## START Material supplied
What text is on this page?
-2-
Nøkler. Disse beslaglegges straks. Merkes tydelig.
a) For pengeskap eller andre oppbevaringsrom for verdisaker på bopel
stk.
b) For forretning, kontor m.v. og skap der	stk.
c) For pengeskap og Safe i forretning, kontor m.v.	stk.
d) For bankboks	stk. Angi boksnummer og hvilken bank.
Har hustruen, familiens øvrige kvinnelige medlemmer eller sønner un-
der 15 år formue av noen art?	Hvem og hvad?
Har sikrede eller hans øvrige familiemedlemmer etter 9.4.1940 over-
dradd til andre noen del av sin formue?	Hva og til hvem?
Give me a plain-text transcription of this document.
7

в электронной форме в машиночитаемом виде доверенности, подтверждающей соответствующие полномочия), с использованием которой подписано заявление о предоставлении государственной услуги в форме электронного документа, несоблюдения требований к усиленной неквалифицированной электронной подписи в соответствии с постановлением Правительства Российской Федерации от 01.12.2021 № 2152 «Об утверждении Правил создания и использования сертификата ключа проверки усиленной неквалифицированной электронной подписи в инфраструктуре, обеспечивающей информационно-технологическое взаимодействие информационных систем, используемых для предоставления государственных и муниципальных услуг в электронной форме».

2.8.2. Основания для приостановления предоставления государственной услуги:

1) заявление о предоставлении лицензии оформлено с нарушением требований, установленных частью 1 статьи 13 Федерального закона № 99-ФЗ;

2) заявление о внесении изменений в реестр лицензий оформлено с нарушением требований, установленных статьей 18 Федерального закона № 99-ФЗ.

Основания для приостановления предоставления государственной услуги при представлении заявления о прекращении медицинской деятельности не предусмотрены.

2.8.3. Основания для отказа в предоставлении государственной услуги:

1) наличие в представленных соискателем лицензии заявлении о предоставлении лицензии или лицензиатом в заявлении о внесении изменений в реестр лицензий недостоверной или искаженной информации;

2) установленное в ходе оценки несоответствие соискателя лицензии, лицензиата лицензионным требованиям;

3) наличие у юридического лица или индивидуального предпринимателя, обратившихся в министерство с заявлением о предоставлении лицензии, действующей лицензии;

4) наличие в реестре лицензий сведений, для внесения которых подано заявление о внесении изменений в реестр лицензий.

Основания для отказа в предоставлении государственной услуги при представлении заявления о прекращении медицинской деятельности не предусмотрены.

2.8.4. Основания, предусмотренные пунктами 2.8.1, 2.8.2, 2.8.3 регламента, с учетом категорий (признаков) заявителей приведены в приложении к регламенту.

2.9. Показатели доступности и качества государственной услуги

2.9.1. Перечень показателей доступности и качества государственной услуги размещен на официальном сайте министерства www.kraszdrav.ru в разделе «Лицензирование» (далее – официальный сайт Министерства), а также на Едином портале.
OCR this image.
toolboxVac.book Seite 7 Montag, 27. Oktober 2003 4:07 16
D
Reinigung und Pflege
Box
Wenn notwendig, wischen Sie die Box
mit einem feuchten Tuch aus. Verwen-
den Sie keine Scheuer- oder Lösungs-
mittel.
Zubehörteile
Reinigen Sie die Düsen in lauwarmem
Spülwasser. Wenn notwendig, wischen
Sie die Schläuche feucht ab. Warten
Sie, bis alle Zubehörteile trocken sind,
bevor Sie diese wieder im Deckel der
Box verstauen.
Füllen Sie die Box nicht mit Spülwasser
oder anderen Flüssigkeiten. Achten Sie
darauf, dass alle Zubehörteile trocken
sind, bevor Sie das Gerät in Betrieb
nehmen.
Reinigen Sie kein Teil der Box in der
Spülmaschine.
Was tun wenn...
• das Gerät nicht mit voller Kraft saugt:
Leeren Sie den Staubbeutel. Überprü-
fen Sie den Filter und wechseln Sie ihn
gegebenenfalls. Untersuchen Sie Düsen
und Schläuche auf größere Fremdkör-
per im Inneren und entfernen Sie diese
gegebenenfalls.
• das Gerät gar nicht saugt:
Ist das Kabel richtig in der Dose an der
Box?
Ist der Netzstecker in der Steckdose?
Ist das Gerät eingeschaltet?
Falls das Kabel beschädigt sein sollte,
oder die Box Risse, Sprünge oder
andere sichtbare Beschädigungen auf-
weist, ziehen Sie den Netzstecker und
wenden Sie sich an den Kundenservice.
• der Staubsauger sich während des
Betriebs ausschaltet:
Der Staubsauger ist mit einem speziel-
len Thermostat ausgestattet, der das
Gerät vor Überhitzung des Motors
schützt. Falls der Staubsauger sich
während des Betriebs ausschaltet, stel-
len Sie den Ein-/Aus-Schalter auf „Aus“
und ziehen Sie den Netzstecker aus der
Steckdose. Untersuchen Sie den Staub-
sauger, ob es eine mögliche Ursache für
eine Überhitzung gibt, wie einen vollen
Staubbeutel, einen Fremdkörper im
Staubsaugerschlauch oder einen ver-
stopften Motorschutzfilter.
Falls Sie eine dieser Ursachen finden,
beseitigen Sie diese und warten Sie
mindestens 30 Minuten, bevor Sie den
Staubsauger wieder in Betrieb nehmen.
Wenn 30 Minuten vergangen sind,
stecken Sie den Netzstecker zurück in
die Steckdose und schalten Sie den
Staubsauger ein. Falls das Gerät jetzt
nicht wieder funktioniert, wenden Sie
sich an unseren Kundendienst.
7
## END Material supplied
§ **Requirements**:
Using the records above, copy each line that contains "andre".

§ **Response to the task**:
a) For pengeskap eller andre oppbevaringsrom for verdisaker på bopel
dradd til andre noen del av sin formue?	Hva og til hvem?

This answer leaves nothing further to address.